[Rows from a figure dataset]
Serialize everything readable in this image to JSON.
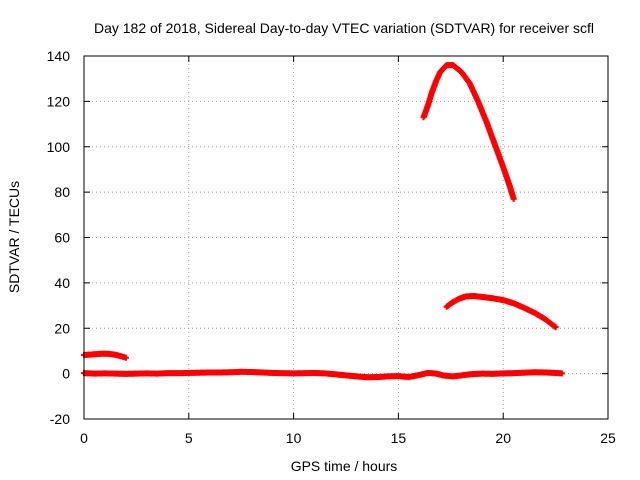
{
  "chart_data": {
    "type": "scatter",
    "title": "Day 182 of 2018, Sidereal Day-to-day VTEC variation (SDTVAR) for receiver scfl",
    "xlabel": "GPS time / hours",
    "ylabel": "SDTVAR / TECUs",
    "xlim": [
      0,
      25
    ],
    "ylim": [
      -20,
      140
    ],
    "xticks": [
      0,
      5,
      10,
      15,
      20,
      25
    ],
    "yticks": [
      -20,
      0,
      20,
      40,
      60,
      80,
      100,
      120,
      140
    ],
    "grid": true,
    "legend": "none",
    "marker_color": "#ff0000",
    "series": [
      {
        "points": [
          [
            0.0,
            0.2
          ],
          [
            0.5,
            0.0
          ],
          [
            1.0,
            0.1
          ],
          [
            1.5,
            0.0
          ],
          [
            2.0,
            -0.1
          ],
          [
            2.5,
            0.0
          ],
          [
            3.0,
            0.1
          ],
          [
            3.5,
            0.0
          ],
          [
            4.0,
            0.2
          ],
          [
            4.5,
            0.2
          ],
          [
            5.0,
            0.3
          ],
          [
            5.5,
            0.4
          ],
          [
            6.0,
            0.5
          ],
          [
            6.5,
            0.5
          ],
          [
            7.0,
            0.6
          ],
          [
            7.5,
            0.8
          ],
          [
            8.0,
            0.7
          ],
          [
            8.5,
            0.5
          ],
          [
            9.0,
            0.3
          ],
          [
            9.5,
            0.2
          ],
          [
            10.0,
            0.1
          ],
          [
            10.5,
            0.2
          ],
          [
            11.0,
            0.3
          ],
          [
            11.5,
            0.1
          ],
          [
            12.0,
            -0.3
          ],
          [
            12.5,
            -0.8
          ],
          [
            13.0,
            -1.2
          ],
          [
            13.5,
            -1.6
          ],
          [
            14.0,
            -1.5
          ],
          [
            14.5,
            -1.2
          ],
          [
            15.0,
            -1.1
          ],
          [
            15.5,
            -1.5
          ],
          [
            16.0,
            -0.6
          ],
          [
            16.4,
            0.3
          ],
          [
            16.8,
            0.0
          ],
          [
            17.2,
            -0.9
          ],
          [
            17.6,
            -1.2
          ],
          [
            18.0,
            -0.8
          ],
          [
            18.5,
            -0.2
          ],
          [
            19.0,
            0.0
          ],
          [
            19.5,
            -0.1
          ],
          [
            20.0,
            0.1
          ],
          [
            20.5,
            0.2
          ],
          [
            21.0,
            0.4
          ],
          [
            21.5,
            0.6
          ],
          [
            22.0,
            0.5
          ],
          [
            22.5,
            0.3
          ],
          [
            22.8,
            0.1
          ]
        ]
      },
      {
        "points": [
          [
            0.0,
            8.2
          ],
          [
            0.3,
            8.4
          ],
          [
            0.6,
            8.6
          ],
          [
            0.9,
            8.8
          ],
          [
            1.2,
            8.7
          ],
          [
            1.5,
            8.3
          ],
          [
            1.8,
            7.6
          ],
          [
            2.0,
            7.0
          ]
        ]
      },
      {
        "points": [
          [
            16.2,
            113
          ],
          [
            16.4,
            118
          ],
          [
            16.6,
            124
          ],
          [
            16.8,
            129
          ],
          [
            17.0,
            133
          ],
          [
            17.3,
            136
          ],
          [
            17.6,
            136
          ],
          [
            18.0,
            133
          ],
          [
            18.4,
            128
          ],
          [
            18.8,
            120
          ],
          [
            19.2,
            111
          ],
          [
            19.6,
            101
          ],
          [
            20.0,
            91
          ],
          [
            20.3,
            83
          ],
          [
            20.5,
            77
          ]
        ]
      },
      {
        "points": [
          [
            17.3,
            29.5
          ],
          [
            17.6,
            31.5
          ],
          [
            17.9,
            33.0
          ],
          [
            18.2,
            34.0
          ],
          [
            18.6,
            34.2
          ],
          [
            19.0,
            33.8
          ],
          [
            19.5,
            33.2
          ],
          [
            20.0,
            32.4
          ],
          [
            20.5,
            31.0
          ],
          [
            21.0,
            29.0
          ],
          [
            21.5,
            26.8
          ],
          [
            22.0,
            24.0
          ],
          [
            22.5,
            20.5
          ]
        ]
      }
    ]
  }
}
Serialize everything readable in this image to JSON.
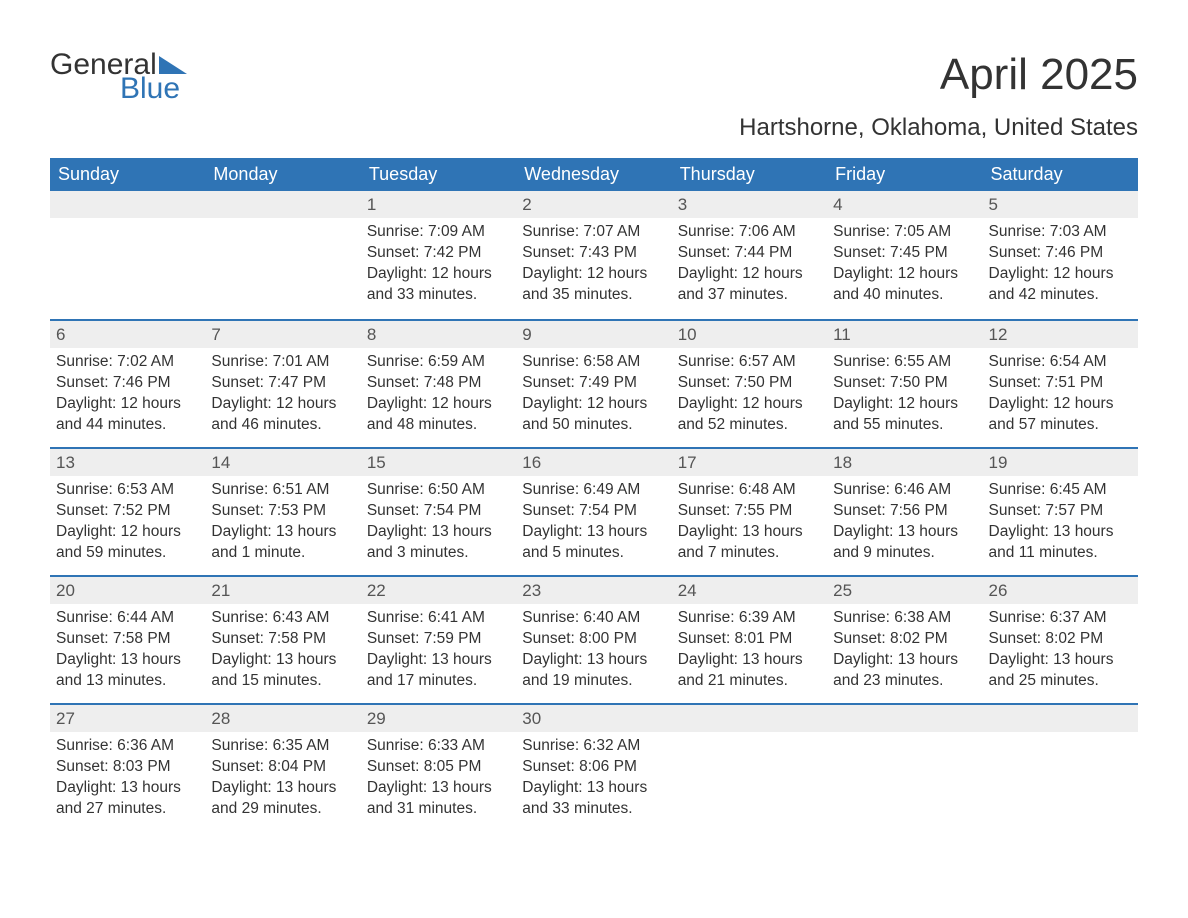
{
  "logo": {
    "line1": "General",
    "line2": "Blue"
  },
  "title": "April 2025",
  "subtitle": "Hartshorne, Oklahoma, United States",
  "colors": {
    "header_bg": "#2f74b5",
    "header_fg": "#ffffff",
    "row_sep": "#2f74b5",
    "daynum_bg": "#eeeeee",
    "text": "#333333",
    "logo_blue": "#2f74b5"
  },
  "weekdays": [
    "Sunday",
    "Monday",
    "Tuesday",
    "Wednesday",
    "Thursday",
    "Friday",
    "Saturday"
  ],
  "weeks": [
    [
      {
        "blank": true
      },
      {
        "blank": true
      },
      {
        "num": "1",
        "sunrise": "Sunrise: 7:09 AM",
        "sunset": "Sunset: 7:42 PM",
        "day1": "Daylight: 12 hours",
        "day2": "and 33 minutes."
      },
      {
        "num": "2",
        "sunrise": "Sunrise: 7:07 AM",
        "sunset": "Sunset: 7:43 PM",
        "day1": "Daylight: 12 hours",
        "day2": "and 35 minutes."
      },
      {
        "num": "3",
        "sunrise": "Sunrise: 7:06 AM",
        "sunset": "Sunset: 7:44 PM",
        "day1": "Daylight: 12 hours",
        "day2": "and 37 minutes."
      },
      {
        "num": "4",
        "sunrise": "Sunrise: 7:05 AM",
        "sunset": "Sunset: 7:45 PM",
        "day1": "Daylight: 12 hours",
        "day2": "and 40 minutes."
      },
      {
        "num": "5",
        "sunrise": "Sunrise: 7:03 AM",
        "sunset": "Sunset: 7:46 PM",
        "day1": "Daylight: 12 hours",
        "day2": "and 42 minutes."
      }
    ],
    [
      {
        "num": "6",
        "sunrise": "Sunrise: 7:02 AM",
        "sunset": "Sunset: 7:46 PM",
        "day1": "Daylight: 12 hours",
        "day2": "and 44 minutes."
      },
      {
        "num": "7",
        "sunrise": "Sunrise: 7:01 AM",
        "sunset": "Sunset: 7:47 PM",
        "day1": "Daylight: 12 hours",
        "day2": "and 46 minutes."
      },
      {
        "num": "8",
        "sunrise": "Sunrise: 6:59 AM",
        "sunset": "Sunset: 7:48 PM",
        "day1": "Daylight: 12 hours",
        "day2": "and 48 minutes."
      },
      {
        "num": "9",
        "sunrise": "Sunrise: 6:58 AM",
        "sunset": "Sunset: 7:49 PM",
        "day1": "Daylight: 12 hours",
        "day2": "and 50 minutes."
      },
      {
        "num": "10",
        "sunrise": "Sunrise: 6:57 AM",
        "sunset": "Sunset: 7:50 PM",
        "day1": "Daylight: 12 hours",
        "day2": "and 52 minutes."
      },
      {
        "num": "11",
        "sunrise": "Sunrise: 6:55 AM",
        "sunset": "Sunset: 7:50 PM",
        "day1": "Daylight: 12 hours",
        "day2": "and 55 minutes."
      },
      {
        "num": "12",
        "sunrise": "Sunrise: 6:54 AM",
        "sunset": "Sunset: 7:51 PM",
        "day1": "Daylight: 12 hours",
        "day2": "and 57 minutes."
      }
    ],
    [
      {
        "num": "13",
        "sunrise": "Sunrise: 6:53 AM",
        "sunset": "Sunset: 7:52 PM",
        "day1": "Daylight: 12 hours",
        "day2": "and 59 minutes."
      },
      {
        "num": "14",
        "sunrise": "Sunrise: 6:51 AM",
        "sunset": "Sunset: 7:53 PM",
        "day1": "Daylight: 13 hours",
        "day2": "and 1 minute."
      },
      {
        "num": "15",
        "sunrise": "Sunrise: 6:50 AM",
        "sunset": "Sunset: 7:54 PM",
        "day1": "Daylight: 13 hours",
        "day2": "and 3 minutes."
      },
      {
        "num": "16",
        "sunrise": "Sunrise: 6:49 AM",
        "sunset": "Sunset: 7:54 PM",
        "day1": "Daylight: 13 hours",
        "day2": "and 5 minutes."
      },
      {
        "num": "17",
        "sunrise": "Sunrise: 6:48 AM",
        "sunset": "Sunset: 7:55 PM",
        "day1": "Daylight: 13 hours",
        "day2": "and 7 minutes."
      },
      {
        "num": "18",
        "sunrise": "Sunrise: 6:46 AM",
        "sunset": "Sunset: 7:56 PM",
        "day1": "Daylight: 13 hours",
        "day2": "and 9 minutes."
      },
      {
        "num": "19",
        "sunrise": "Sunrise: 6:45 AM",
        "sunset": "Sunset: 7:57 PM",
        "day1": "Daylight: 13 hours",
        "day2": "and 11 minutes."
      }
    ],
    [
      {
        "num": "20",
        "sunrise": "Sunrise: 6:44 AM",
        "sunset": "Sunset: 7:58 PM",
        "day1": "Daylight: 13 hours",
        "day2": "and 13 minutes."
      },
      {
        "num": "21",
        "sunrise": "Sunrise: 6:43 AM",
        "sunset": "Sunset: 7:58 PM",
        "day1": "Daylight: 13 hours",
        "day2": "and 15 minutes."
      },
      {
        "num": "22",
        "sunrise": "Sunrise: 6:41 AM",
        "sunset": "Sunset: 7:59 PM",
        "day1": "Daylight: 13 hours",
        "day2": "and 17 minutes."
      },
      {
        "num": "23",
        "sunrise": "Sunrise: 6:40 AM",
        "sunset": "Sunset: 8:00 PM",
        "day1": "Daylight: 13 hours",
        "day2": "and 19 minutes."
      },
      {
        "num": "24",
        "sunrise": "Sunrise: 6:39 AM",
        "sunset": "Sunset: 8:01 PM",
        "day1": "Daylight: 13 hours",
        "day2": "and 21 minutes."
      },
      {
        "num": "25",
        "sunrise": "Sunrise: 6:38 AM",
        "sunset": "Sunset: 8:02 PM",
        "day1": "Daylight: 13 hours",
        "day2": "and 23 minutes."
      },
      {
        "num": "26",
        "sunrise": "Sunrise: 6:37 AM",
        "sunset": "Sunset: 8:02 PM",
        "day1": "Daylight: 13 hours",
        "day2": "and 25 minutes."
      }
    ],
    [
      {
        "num": "27",
        "sunrise": "Sunrise: 6:36 AM",
        "sunset": "Sunset: 8:03 PM",
        "day1": "Daylight: 13 hours",
        "day2": "and 27 minutes."
      },
      {
        "num": "28",
        "sunrise": "Sunrise: 6:35 AM",
        "sunset": "Sunset: 8:04 PM",
        "day1": "Daylight: 13 hours",
        "day2": "and 29 minutes."
      },
      {
        "num": "29",
        "sunrise": "Sunrise: 6:33 AM",
        "sunset": "Sunset: 8:05 PM",
        "day1": "Daylight: 13 hours",
        "day2": "and 31 minutes."
      },
      {
        "num": "30",
        "sunrise": "Sunrise: 6:32 AM",
        "sunset": "Sunset: 8:06 PM",
        "day1": "Daylight: 13 hours",
        "day2": "and 33 minutes."
      },
      {
        "blank": true
      },
      {
        "blank": true
      },
      {
        "blank": true
      }
    ]
  ]
}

• Problem statement
Copy every line of the listing that contains the word "SDTVAR".

• Final answer
    "title": "Day 182 of 2018, Sidereal Day-to-day VTEC variation (SDTVAR) for receiver scfl",
    "ylabel": "SDTVAR / TECUs",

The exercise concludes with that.